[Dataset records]
━━━

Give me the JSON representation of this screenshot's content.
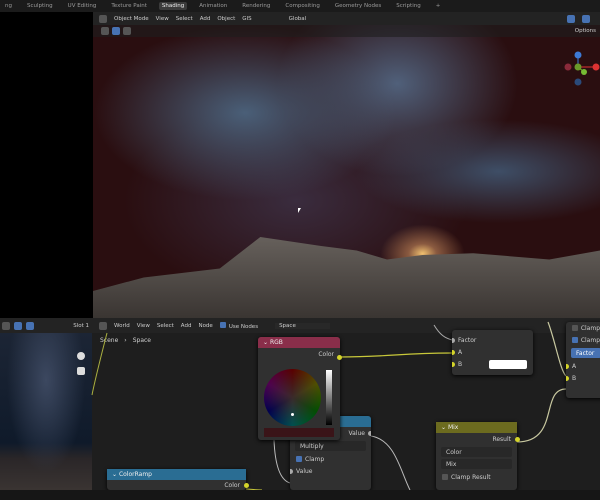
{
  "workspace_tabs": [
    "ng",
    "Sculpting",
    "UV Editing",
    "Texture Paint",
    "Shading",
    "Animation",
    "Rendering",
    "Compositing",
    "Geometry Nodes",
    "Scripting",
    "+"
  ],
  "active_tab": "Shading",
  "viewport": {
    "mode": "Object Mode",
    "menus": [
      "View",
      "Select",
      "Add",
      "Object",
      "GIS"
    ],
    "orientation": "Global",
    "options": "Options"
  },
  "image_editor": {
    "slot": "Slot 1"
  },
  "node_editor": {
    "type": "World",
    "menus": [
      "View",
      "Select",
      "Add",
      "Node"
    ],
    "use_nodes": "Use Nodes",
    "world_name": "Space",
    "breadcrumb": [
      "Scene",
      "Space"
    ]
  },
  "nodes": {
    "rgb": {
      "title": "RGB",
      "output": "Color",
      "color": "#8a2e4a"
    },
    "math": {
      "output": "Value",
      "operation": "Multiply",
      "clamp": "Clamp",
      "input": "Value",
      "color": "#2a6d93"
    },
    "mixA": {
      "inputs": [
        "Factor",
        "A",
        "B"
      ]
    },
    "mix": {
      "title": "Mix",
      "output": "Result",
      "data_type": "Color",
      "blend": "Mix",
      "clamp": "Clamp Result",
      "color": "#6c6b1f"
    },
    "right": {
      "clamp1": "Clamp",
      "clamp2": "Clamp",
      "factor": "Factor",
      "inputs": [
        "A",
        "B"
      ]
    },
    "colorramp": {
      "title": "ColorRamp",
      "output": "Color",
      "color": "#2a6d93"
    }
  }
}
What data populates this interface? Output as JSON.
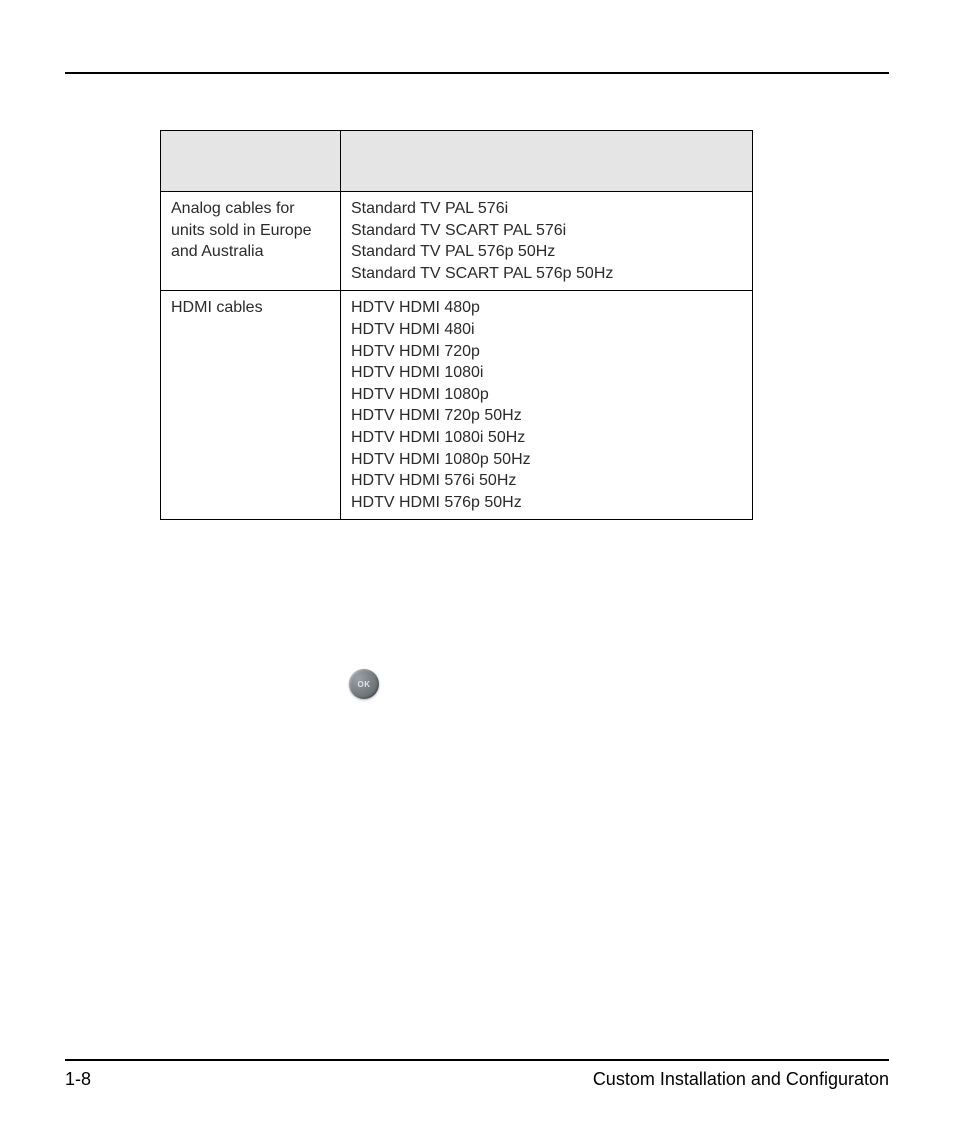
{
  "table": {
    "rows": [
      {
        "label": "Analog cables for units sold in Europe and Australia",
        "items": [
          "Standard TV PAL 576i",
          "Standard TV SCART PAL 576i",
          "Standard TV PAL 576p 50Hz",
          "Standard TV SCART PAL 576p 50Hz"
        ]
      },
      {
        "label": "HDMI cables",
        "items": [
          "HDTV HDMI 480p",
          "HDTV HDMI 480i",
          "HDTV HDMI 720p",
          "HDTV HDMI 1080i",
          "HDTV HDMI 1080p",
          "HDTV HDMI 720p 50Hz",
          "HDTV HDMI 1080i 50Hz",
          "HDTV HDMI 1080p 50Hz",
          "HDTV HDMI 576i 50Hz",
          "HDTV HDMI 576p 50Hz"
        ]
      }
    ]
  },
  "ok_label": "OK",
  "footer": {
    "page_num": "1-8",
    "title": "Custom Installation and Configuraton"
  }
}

━━━

- _Exercise details_
Nothing but the lines from the line containing "What data populates" through the last line of the records above is to be extracted, exactly and with no pictures.

- _Written response_
What data populates this interface? Output as JSON.
{
  "table": {
    "rows": [
      {
        "label": "Analog cables for units sold in Europe and Australia",
        "items": [
          "Standard TV PAL 576i",
          "Standard TV SCART PAL 576i",
          "Standard TV PAL 576p 50Hz",
          "Standard TV SCART PAL 576p 50Hz"
        ]
      },
      {
        "label": "HDMI cables",
        "items": [
          "HDTV HDMI 480p",
          "HDTV HDMI 480i",
          "HDTV HDMI 720p",
          "HDTV HDMI 1080i",
          "HDTV HDMI 1080p",
          "HDTV HDMI 720p 50Hz",
          "HDTV HDMI 1080i 50Hz",
          "HDTV HDMI 1080p 50Hz",
          "HDTV HDMI 576i 50Hz",
          "HDTV HDMI 576p 50Hz"
        ]
      }
    ]
  },
  "ok_label": "OK",
  "footer": {
    "page_num": "1-8",
    "title": "Custom Installation and Configuraton"
  }
}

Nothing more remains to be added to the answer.